Exercise description> Go through the records and copy each line where the word "down" occurs.

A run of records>
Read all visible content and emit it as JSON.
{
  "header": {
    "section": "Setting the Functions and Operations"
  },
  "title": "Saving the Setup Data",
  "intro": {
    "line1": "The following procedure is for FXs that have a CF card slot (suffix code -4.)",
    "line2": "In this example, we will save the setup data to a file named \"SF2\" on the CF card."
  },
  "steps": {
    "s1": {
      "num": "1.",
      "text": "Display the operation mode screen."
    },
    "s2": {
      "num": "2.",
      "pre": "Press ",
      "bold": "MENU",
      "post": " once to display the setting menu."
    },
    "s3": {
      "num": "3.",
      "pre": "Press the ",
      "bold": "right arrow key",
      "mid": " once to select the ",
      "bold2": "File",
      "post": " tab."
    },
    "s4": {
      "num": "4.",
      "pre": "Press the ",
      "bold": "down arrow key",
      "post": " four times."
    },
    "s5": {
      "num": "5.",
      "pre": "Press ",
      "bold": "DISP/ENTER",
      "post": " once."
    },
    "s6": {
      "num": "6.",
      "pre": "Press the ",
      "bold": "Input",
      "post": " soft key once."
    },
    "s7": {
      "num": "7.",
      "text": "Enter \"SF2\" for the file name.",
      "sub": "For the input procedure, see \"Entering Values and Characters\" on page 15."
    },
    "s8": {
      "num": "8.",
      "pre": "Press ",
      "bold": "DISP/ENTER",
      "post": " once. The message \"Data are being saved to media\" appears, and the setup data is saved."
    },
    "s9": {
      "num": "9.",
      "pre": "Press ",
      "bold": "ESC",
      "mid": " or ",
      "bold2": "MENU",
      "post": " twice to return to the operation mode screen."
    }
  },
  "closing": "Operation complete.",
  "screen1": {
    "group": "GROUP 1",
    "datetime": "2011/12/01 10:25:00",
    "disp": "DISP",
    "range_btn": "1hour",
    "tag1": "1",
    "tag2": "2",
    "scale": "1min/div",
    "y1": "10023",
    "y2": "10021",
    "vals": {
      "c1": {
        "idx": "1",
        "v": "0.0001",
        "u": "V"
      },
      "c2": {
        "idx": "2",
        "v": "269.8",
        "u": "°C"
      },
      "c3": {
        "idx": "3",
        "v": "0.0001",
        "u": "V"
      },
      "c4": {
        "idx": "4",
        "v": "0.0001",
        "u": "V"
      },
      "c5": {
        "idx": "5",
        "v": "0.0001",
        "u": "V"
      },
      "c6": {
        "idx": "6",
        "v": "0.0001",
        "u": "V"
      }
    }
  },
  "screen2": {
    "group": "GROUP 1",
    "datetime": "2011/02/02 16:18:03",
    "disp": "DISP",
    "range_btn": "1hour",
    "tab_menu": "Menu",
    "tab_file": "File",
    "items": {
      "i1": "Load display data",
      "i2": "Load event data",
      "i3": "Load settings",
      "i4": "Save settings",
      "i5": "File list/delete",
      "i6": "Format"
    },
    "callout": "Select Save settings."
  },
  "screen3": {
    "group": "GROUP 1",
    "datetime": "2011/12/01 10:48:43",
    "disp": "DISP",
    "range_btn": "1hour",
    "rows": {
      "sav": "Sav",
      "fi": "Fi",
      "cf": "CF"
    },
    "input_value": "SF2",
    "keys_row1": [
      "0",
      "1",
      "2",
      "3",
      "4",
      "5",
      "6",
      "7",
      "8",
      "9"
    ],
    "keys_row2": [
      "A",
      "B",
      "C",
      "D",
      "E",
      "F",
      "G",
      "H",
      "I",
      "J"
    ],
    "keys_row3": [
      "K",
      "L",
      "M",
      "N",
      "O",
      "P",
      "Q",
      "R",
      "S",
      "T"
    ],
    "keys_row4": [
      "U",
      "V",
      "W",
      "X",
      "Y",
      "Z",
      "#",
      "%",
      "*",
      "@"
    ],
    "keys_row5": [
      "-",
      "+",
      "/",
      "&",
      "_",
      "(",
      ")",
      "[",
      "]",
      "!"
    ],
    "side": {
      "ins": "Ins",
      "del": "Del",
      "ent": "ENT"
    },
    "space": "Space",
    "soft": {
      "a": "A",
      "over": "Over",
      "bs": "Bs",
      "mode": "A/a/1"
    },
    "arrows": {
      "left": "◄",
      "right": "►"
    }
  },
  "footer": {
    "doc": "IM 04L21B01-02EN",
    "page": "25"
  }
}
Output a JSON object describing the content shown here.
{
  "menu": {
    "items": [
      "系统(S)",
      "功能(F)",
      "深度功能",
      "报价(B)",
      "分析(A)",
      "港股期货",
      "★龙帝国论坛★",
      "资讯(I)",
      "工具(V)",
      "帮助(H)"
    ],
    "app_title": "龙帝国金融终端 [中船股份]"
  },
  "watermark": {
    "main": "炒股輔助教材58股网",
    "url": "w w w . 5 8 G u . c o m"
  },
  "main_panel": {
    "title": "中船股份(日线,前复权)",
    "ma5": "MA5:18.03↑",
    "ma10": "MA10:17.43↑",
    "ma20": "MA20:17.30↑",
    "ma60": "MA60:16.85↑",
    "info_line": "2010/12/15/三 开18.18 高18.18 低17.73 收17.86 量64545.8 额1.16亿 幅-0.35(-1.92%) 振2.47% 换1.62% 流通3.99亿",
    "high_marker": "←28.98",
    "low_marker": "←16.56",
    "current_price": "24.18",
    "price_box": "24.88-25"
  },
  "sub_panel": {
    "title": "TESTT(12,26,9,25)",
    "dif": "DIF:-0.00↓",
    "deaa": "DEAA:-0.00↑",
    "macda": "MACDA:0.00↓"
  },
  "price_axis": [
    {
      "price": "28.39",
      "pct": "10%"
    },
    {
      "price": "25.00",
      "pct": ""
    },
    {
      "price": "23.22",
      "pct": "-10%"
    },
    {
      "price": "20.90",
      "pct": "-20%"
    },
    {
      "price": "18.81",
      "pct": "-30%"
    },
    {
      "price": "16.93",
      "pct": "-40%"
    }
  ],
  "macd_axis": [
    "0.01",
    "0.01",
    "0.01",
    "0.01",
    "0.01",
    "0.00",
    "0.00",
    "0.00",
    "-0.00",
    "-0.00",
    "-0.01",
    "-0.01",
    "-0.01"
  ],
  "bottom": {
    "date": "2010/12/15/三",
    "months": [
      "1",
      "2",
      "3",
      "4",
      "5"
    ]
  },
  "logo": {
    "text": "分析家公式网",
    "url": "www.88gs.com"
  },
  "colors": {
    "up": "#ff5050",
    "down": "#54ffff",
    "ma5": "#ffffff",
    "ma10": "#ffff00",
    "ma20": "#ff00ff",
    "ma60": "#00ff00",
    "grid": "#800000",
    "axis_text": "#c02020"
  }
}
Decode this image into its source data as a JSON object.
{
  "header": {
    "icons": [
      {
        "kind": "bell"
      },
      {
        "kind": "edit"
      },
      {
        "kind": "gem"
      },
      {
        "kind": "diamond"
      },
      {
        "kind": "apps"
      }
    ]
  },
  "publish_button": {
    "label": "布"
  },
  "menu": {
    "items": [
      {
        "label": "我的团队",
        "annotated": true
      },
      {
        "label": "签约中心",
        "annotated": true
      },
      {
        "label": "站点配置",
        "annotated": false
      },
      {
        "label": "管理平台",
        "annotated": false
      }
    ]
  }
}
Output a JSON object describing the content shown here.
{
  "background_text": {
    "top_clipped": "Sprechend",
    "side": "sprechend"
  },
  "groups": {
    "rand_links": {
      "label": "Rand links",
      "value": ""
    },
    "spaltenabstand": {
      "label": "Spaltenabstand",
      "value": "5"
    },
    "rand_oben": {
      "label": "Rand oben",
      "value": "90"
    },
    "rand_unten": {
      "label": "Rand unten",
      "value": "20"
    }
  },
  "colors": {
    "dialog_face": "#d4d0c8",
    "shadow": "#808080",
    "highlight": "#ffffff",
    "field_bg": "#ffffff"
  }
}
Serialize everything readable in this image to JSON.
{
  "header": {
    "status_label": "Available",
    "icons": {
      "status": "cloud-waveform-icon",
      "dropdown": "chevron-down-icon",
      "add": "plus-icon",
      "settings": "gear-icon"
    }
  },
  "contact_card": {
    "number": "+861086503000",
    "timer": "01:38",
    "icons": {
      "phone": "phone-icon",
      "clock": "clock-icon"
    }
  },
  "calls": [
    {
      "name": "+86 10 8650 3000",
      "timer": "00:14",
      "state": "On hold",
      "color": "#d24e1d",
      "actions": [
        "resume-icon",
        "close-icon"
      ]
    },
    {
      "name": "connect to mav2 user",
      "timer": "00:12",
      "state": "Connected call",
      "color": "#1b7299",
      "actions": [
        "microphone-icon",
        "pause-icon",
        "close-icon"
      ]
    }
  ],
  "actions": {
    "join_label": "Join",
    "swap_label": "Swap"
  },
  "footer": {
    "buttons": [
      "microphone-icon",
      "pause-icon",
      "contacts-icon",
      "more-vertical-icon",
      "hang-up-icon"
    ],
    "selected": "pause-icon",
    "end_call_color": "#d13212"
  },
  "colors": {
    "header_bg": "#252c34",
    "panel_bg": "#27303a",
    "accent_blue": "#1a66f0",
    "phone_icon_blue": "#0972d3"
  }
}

Answer>
      "bold": "down arrow key",
    "down": "#54ffff",
      "dropdown": "chevron-down-icon",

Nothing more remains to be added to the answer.